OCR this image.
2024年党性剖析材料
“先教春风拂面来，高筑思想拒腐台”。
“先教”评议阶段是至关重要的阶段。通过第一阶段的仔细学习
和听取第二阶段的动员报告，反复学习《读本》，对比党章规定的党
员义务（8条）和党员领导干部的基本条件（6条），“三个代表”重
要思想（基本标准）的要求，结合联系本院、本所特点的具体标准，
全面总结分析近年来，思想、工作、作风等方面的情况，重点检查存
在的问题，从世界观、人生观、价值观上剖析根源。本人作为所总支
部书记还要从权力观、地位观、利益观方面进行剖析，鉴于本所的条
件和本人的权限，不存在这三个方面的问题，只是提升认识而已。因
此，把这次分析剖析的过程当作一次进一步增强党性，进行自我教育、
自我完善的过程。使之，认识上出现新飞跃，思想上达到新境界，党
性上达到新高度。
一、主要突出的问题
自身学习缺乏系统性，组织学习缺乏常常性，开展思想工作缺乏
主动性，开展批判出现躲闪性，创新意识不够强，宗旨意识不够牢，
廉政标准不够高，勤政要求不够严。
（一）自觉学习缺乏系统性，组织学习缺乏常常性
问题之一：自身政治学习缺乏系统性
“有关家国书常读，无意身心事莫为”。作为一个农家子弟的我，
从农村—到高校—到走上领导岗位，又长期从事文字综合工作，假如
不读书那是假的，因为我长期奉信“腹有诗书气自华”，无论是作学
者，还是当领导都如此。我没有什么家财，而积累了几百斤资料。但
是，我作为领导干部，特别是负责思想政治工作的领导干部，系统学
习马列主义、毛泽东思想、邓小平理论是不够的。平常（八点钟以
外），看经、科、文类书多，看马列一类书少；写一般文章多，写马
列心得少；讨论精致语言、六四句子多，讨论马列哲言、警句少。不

======

• _Exercise goal_
Go through the material and copy out every line with "组织学习缺乏常常性" in it.

• _Exercise response_
自身学习缺乏系统性，组织学习缺乏常常性，开展思想工作缺乏
（一）自觉学习缺乏系统性，组织学习缺乏常常性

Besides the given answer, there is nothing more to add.